Given task:
All of the material below is to be repeated exactly.
>> Start
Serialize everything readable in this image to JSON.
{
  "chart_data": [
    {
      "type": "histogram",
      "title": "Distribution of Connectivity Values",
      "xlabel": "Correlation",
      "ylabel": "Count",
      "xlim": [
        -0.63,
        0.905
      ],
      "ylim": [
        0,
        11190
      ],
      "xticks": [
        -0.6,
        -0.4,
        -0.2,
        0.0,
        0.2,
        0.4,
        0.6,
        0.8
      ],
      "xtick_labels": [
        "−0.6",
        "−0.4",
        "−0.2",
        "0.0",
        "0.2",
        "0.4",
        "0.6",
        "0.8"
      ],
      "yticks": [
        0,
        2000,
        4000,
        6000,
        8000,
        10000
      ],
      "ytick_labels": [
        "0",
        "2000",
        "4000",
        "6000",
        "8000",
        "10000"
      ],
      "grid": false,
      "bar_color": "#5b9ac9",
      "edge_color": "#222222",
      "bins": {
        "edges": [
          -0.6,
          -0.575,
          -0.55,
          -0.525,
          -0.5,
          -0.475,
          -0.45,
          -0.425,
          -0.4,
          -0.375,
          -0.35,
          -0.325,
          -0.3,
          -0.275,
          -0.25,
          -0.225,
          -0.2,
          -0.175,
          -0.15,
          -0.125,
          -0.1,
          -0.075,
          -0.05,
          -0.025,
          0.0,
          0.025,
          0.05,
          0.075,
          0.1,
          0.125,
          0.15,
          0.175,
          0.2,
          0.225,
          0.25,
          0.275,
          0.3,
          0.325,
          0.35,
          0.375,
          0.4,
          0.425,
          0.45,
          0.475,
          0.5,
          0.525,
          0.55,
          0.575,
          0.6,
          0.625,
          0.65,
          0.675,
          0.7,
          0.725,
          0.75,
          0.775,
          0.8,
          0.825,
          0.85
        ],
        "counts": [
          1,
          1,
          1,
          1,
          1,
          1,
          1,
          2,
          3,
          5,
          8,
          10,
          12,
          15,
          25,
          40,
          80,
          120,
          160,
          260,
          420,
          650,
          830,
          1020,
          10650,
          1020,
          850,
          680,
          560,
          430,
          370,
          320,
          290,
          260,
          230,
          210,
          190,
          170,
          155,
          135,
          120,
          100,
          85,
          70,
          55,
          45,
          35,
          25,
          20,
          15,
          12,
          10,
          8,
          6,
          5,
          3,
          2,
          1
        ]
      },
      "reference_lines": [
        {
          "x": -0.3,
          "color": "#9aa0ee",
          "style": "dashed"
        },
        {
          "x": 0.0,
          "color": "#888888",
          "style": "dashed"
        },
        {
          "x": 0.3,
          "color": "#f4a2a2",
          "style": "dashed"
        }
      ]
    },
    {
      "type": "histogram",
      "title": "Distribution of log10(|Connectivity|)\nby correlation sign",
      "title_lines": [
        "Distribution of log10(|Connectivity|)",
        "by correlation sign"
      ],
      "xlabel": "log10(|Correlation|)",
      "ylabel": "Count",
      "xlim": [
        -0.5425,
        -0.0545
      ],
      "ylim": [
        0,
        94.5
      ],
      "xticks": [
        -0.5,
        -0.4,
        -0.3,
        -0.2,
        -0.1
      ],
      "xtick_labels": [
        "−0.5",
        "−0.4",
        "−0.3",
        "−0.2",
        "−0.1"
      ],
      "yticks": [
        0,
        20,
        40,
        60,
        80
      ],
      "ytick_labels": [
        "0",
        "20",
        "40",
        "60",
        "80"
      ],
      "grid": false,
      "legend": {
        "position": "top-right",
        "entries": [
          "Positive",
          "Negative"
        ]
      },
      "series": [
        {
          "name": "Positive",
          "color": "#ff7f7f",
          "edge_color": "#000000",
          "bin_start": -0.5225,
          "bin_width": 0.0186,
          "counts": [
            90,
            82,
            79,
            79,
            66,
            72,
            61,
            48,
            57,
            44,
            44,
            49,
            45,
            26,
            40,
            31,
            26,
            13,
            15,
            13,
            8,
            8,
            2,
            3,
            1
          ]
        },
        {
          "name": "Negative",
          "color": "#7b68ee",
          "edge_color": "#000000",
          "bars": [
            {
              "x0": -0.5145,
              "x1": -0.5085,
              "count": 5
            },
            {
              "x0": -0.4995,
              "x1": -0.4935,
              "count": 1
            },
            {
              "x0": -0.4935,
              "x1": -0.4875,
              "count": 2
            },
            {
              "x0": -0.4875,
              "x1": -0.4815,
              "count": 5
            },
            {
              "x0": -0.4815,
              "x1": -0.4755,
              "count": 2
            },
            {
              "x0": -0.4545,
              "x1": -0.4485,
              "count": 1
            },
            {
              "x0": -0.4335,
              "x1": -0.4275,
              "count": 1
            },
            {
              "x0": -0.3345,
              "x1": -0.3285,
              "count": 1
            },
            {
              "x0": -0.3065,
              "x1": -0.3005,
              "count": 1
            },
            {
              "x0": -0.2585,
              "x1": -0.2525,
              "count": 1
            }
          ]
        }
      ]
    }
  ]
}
>> End
Right answer:
Serialize everything readable in this image to JSON.
{
  "chart_data": [
    {
      "type": "histogram",
      "title": "Distribution of Connectivity Values",
      "xlabel": "Correlation",
      "ylabel": "Count",
      "xlim": [
        -0.63,
        0.905
      ],
      "ylim": [
        0,
        11190
      ],
      "xticks": [
        -0.6,
        -0.4,
        -0.2,
        0.0,
        0.2,
        0.4,
        0.6,
        0.8
      ],
      "xtick_labels": [
        "−0.6",
        "−0.4",
        "−0.2",
        "0.0",
        "0.2",
        "0.4",
        "0.6",
        "0.8"
      ],
      "yticks": [
        0,
        2000,
        4000,
        6000,
        8000,
        10000
      ],
      "ytick_labels": [
        "0",
        "2000",
        "4000",
        "6000",
        "8000",
        "10000"
      ],
      "grid": false,
      "bar_color": "#5b9ac9",
      "edge_color": "#222222",
      "bins": {
        "edges": [
          -0.6,
          -0.575,
          -0.55,
          -0.525,
          -0.5,
          -0.475,
          -0.45,
          -0.425,
          -0.4,
          -0.375,
          -0.35,
          -0.325,
          -0.3,
          -0.275,
          -0.25,
          -0.225,
          -0.2,
          -0.175,
          -0.15,
          -0.125,
          -0.1,
          -0.075,
          -0.05,
          -0.025,
          0.0,
          0.025,
          0.05,
          0.075,
          0.1,
          0.125,
          0.15,
          0.175,
          0.2,
          0.225,
          0.25,
          0.275,
          0.3,
          0.325,
          0.35,
          0.375,
          0.4,
          0.425,
          0.45,
          0.475,
          0.5,
          0.525,
          0.55,
          0.575,
          0.6,
          0.625,
          0.65,
          0.675,
          0.7,
          0.725,
          0.75,
          0.775,
          0.8,
          0.825,
          0.85
        ],
        "counts": [
          1,
          1,
          1,
          1,
          1,
          1,
          1,
          2,
          3,
          5,
          8,
          10,
          12,
          15,
          25,
          40,
          80,
          120,
          160,
          260,
          420,
          650,
          830,
          1020,
          10650,
          1020,
          850,
          680,
          560,
          430,
          370,
          320,
          290,
          260,
          230,
          210,
          190,
          170,
          155,
          135,
          120,
          100,
          85,
          70,
          55,
          45,
          35,
          25,
          20,
          15,
          12,
          10,
          8,
          6,
          5,
          3,
          2,
          1
        ]
      },
      "reference_lines": [
        {
          "x": -0.3,
          "color": "#9aa0ee",
          "style": "dashed"
        },
        {
          "x": 0.0,
          "color": "#888888",
          "style": "dashed"
        },
        {
          "x": 0.3,
          "color": "#f4a2a2",
          "style": "dashed"
        }
      ]
    },
    {
      "type": "histogram",
      "title": "Distribution of log10(|Connectivity|)\nby correlation sign",
      "title_lines": [
        "Distribution of log10(|Connectivity|)",
        "by correlation sign"
      ],
      "xlabel": "log10(|Correlation|)",
      "ylabel": "Count",
      "xlim": [
        -0.5425,
        -0.0545
      ],
      "ylim": [
        0,
        94.5
      ],
      "xticks": [
        -0.5,
        -0.4,
        -0.3,
        -0.2,
        -0.1
      ],
      "xtick_labels": [
        "−0.5",
        "−0.4",
        "−0.3",
        "−0.2",
        "−0.1"
      ],
      "yticks": [
        0,
        20,
        40,
        60,
        80
      ],
      "ytick_labels": [
        "0",
        "20",
        "40",
        "60",
        "80"
      ],
      "grid": false,
      "legend": {
        "position": "top-right",
        "entries": [
          "Positive",
          "Negative"
        ]
      },
      "series": [
        {
          "name": "Positive",
          "color": "#ff7f7f",
          "edge_color": "#000000",
          "bin_start": -0.5225,
          "bin_width": 0.0186,
          "counts": [
            90,
            82,
            79,
            79,
            66,
            72,
            61,
            48,
            57,
            44,
            44,
            49,
            45,
            26,
            40,
            31,
            26,
            13,
            15,
            13,
            8,
            8,
            2,
            3,
            1
          ]
        },
        {
          "name": "Negative",
          "color": "#7b68ee",
          "edge_color": "#000000",
          "bars": [
            {
              "x0": -0.5145,
              "x1": -0.5085,
              "count": 5
            },
            {
              "x0": -0.4995,
              "x1": -0.4935,
              "count": 1
            },
            {
              "x0": -0.4935,
              "x1": -0.4875,
              "count": 2
            },
            {
              "x0": -0.4875,
              "x1": -0.4815,
              "count": 5
            },
            {
              "x0": -0.4815,
              "x1": -0.4755,
              "count": 2
            },
            {
              "x0": -0.4545,
              "x1": -0.4485,
              "count": 1
            },
            {
              "x0": -0.4335,
              "x1": -0.4275,
              "count": 1
            },
            {
              "x0": -0.3345,
              "x1": -0.3285,
              "count": 1
            },
            {
              "x0": -0.3065,
              "x1": -0.3005,
              "count": 1
            },
            {
              "x0": -0.2585,
              "x1": -0.2525,
              "count": 1
            }
          ]
        }
      ]
    }
  ]
}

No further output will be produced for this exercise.